◆ **The exercise**
Each line of the data that includes the string "icon" is to be copied out.

◆ **Material for the task**
━━━━━━━━

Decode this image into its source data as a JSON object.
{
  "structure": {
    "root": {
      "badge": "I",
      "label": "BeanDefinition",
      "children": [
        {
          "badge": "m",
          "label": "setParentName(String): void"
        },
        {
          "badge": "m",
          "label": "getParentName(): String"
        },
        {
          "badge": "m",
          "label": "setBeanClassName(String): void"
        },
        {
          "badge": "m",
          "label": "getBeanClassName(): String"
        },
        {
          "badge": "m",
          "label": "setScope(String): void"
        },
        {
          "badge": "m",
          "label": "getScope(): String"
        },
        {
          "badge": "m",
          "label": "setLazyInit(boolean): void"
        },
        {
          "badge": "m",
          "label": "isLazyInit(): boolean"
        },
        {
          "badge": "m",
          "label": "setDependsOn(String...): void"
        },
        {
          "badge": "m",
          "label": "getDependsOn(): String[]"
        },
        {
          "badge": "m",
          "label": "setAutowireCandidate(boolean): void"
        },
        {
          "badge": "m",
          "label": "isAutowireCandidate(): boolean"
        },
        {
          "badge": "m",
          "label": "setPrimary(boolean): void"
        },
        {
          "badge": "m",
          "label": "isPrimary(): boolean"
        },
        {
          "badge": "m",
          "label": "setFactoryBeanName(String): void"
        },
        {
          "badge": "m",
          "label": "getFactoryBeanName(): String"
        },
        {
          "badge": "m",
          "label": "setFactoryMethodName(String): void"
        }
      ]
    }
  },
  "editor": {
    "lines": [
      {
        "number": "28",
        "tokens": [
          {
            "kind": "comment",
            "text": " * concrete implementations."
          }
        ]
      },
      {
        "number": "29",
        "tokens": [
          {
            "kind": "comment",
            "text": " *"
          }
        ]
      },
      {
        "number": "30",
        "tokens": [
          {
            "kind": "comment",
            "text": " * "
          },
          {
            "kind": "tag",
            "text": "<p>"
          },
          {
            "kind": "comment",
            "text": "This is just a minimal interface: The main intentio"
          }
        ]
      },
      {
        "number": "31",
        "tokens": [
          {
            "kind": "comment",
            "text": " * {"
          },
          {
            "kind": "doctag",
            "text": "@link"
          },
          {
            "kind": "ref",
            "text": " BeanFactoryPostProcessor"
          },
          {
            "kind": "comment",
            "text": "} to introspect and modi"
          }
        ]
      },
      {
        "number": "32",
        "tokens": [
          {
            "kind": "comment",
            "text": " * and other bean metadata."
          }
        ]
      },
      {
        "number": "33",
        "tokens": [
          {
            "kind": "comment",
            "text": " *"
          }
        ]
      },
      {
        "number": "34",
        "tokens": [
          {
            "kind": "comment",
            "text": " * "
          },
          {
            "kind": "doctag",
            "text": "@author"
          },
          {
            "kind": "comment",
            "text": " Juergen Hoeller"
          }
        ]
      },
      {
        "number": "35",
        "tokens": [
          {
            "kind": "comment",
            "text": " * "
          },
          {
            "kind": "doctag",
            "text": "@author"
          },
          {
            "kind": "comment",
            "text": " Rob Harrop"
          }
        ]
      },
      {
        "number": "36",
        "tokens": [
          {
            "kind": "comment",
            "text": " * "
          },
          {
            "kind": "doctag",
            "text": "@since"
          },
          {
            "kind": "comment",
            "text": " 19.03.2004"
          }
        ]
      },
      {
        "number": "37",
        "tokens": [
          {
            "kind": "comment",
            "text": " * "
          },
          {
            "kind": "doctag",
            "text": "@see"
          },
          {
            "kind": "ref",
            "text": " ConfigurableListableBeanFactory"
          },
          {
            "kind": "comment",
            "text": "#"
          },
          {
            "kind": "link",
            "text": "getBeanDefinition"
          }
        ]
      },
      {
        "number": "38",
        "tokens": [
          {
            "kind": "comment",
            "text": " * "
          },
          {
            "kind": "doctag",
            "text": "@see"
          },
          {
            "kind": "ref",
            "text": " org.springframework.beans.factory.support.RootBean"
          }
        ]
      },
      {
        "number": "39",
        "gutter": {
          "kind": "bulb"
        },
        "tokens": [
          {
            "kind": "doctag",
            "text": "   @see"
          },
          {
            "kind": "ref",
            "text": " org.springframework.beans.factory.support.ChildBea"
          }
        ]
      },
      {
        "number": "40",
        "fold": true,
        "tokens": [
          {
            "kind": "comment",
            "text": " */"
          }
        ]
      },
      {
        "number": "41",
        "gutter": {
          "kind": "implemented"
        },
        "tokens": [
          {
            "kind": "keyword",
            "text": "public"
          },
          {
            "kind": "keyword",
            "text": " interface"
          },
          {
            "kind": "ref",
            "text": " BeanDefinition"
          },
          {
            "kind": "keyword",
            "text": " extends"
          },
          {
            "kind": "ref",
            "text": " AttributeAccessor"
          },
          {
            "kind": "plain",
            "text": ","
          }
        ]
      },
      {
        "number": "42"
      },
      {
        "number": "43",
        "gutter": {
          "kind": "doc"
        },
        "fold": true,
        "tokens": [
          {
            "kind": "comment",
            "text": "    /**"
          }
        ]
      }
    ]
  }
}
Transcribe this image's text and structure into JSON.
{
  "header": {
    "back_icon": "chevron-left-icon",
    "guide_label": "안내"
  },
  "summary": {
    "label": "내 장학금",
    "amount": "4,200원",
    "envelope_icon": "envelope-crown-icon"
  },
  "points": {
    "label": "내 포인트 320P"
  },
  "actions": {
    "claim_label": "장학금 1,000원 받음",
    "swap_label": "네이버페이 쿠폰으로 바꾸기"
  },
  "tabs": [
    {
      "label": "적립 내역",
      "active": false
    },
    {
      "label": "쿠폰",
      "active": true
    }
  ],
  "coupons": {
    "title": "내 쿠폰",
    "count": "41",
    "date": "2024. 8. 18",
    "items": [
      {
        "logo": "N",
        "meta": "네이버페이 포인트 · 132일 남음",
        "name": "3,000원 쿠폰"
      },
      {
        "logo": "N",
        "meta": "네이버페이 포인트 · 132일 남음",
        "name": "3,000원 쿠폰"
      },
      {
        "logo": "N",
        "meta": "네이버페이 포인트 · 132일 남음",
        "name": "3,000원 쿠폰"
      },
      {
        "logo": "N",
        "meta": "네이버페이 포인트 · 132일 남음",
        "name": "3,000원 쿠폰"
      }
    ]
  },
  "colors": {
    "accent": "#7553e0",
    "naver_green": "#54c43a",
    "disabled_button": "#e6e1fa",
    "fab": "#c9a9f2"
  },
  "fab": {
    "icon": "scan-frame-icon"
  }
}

━━━━━━━━

◆ **Written solution**
    "back_icon": "chevron-left-icon",
    "envelope_icon": "envelope-crown-icon"
    "icon": "scan-frame-icon"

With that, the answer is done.